# Exercise details:
Count the lines below that contain the word "Dist", and give only that number.

-- Start --

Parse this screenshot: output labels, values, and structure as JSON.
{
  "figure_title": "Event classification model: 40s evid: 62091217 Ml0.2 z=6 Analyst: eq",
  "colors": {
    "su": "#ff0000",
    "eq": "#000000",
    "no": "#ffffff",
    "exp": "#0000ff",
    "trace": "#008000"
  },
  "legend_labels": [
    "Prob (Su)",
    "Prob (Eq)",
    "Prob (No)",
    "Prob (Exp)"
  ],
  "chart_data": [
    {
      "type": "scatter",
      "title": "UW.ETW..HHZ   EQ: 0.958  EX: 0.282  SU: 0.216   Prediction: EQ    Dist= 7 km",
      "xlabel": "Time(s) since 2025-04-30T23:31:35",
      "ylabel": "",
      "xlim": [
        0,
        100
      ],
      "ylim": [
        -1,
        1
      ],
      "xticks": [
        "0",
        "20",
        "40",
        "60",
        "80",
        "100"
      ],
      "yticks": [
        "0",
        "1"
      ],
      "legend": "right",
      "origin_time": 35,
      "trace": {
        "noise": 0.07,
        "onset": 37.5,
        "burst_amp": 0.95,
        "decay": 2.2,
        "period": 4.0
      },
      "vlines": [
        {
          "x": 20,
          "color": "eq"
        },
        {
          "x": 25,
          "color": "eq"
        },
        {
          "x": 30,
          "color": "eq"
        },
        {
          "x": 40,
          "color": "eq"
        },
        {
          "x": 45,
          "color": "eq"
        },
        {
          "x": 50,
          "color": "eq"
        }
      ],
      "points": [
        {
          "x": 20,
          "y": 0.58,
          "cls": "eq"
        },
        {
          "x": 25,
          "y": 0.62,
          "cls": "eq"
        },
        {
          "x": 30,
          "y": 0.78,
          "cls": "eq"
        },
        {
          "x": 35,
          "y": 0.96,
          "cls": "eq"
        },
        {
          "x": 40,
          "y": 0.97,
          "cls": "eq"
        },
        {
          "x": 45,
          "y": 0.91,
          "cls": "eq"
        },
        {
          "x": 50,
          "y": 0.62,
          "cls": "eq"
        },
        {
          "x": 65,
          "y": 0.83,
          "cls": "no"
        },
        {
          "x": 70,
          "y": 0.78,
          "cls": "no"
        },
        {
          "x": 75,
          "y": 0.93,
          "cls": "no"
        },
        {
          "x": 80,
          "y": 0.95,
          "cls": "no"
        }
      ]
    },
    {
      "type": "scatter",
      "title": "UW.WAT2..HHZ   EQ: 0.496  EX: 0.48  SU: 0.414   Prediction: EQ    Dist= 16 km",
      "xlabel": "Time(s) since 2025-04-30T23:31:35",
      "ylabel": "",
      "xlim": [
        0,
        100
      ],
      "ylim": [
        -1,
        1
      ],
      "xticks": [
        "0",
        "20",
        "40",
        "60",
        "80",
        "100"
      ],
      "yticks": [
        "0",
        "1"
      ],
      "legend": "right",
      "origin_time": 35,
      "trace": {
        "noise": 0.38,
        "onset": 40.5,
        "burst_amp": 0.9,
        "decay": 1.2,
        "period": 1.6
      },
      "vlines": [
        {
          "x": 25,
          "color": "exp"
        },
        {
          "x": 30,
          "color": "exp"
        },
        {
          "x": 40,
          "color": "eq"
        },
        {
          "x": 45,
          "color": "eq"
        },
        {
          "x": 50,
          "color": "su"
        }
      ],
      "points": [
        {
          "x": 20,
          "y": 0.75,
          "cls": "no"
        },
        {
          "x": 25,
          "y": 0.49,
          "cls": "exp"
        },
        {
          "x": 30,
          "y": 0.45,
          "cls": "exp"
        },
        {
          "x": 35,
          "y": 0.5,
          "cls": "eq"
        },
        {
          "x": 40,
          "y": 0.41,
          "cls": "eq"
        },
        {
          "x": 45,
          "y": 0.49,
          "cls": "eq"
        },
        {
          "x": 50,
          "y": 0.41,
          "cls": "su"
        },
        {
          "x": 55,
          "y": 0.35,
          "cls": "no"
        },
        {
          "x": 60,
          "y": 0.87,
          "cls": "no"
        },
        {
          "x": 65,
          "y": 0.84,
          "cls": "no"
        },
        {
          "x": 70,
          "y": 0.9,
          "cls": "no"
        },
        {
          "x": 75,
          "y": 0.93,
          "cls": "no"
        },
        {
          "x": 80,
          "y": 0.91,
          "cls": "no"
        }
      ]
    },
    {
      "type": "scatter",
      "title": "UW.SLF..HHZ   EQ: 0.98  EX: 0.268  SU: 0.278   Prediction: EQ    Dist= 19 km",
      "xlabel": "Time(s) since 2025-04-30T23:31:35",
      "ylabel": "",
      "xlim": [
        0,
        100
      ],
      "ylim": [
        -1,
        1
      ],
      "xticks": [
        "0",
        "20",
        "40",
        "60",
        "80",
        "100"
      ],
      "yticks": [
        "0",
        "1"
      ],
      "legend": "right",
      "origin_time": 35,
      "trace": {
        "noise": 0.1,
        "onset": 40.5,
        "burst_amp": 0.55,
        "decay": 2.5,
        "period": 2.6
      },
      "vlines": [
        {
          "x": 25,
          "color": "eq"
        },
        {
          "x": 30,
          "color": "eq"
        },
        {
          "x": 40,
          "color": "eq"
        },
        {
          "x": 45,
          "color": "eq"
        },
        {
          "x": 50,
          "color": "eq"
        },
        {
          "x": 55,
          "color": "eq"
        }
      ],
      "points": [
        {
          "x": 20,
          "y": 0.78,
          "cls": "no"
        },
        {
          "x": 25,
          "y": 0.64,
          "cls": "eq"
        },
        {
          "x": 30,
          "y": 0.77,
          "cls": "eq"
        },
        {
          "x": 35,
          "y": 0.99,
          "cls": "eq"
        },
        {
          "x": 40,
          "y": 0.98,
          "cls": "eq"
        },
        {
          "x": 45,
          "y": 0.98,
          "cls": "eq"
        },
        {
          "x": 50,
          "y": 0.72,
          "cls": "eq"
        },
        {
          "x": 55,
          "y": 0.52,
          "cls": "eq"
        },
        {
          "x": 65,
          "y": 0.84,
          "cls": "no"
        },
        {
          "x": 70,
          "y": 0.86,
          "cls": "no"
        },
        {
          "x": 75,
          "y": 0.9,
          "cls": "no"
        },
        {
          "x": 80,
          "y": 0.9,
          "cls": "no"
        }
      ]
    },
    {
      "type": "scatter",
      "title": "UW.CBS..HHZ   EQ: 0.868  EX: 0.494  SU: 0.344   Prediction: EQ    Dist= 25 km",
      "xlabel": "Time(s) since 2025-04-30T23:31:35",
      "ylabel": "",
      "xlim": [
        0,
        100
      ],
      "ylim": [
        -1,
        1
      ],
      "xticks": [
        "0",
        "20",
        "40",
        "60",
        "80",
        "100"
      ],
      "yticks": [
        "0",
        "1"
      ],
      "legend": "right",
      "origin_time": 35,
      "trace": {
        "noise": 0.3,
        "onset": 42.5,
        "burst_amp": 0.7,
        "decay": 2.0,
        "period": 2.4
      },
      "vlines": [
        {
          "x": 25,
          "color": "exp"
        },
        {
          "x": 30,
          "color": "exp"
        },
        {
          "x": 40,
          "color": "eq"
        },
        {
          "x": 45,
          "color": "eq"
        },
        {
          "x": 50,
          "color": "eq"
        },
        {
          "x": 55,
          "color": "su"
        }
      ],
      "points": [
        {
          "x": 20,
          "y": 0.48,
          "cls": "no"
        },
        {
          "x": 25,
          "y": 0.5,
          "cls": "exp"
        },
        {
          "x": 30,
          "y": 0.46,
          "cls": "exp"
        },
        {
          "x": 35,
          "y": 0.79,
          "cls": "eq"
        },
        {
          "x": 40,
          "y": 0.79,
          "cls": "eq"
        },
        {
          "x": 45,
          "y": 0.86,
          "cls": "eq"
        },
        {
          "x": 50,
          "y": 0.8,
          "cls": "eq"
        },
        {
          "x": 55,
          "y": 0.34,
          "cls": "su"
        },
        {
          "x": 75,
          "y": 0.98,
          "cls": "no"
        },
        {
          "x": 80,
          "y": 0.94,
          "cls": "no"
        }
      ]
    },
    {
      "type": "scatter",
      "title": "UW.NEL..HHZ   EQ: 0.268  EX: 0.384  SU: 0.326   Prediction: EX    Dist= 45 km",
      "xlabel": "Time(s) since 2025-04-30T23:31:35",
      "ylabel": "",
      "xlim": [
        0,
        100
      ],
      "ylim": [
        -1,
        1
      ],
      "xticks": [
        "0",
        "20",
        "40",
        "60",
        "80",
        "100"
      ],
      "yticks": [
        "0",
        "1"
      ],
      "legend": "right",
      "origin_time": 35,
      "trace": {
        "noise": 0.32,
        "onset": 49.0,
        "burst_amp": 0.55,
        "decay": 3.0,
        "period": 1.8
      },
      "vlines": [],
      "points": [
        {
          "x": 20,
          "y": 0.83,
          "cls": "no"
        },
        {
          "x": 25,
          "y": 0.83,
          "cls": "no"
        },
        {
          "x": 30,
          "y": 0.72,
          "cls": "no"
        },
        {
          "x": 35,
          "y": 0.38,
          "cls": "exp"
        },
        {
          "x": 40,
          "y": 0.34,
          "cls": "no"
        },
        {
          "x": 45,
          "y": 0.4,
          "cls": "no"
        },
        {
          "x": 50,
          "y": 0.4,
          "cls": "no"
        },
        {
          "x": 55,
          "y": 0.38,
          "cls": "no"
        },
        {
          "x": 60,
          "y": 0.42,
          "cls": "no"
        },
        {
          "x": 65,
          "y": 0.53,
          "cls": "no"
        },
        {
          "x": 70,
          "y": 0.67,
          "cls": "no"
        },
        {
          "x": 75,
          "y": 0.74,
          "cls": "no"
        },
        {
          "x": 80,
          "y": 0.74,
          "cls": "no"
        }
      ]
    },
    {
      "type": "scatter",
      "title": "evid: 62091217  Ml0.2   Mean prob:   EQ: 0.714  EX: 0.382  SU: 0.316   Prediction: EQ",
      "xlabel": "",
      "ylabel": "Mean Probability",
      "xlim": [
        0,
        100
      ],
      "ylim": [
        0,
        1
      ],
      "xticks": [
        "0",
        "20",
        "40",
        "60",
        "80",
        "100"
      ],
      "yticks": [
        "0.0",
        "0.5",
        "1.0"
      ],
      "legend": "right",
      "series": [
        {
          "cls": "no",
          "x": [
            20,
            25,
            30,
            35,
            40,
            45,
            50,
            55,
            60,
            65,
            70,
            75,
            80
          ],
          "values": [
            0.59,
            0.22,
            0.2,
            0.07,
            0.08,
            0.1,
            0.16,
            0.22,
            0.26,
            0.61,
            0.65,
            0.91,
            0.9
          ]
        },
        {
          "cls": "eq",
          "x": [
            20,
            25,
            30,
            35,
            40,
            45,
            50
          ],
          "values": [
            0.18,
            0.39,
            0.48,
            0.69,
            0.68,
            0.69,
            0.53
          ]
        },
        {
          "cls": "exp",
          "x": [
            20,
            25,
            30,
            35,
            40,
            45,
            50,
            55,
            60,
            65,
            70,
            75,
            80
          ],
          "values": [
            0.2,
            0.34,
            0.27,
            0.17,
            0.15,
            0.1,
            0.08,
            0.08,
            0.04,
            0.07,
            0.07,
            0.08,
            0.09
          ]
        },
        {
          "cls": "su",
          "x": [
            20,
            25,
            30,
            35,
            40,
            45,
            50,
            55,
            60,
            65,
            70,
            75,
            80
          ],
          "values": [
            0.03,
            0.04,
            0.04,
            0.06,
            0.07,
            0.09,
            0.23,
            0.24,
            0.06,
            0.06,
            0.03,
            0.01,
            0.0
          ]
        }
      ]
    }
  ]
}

-- End --

# Task output:
5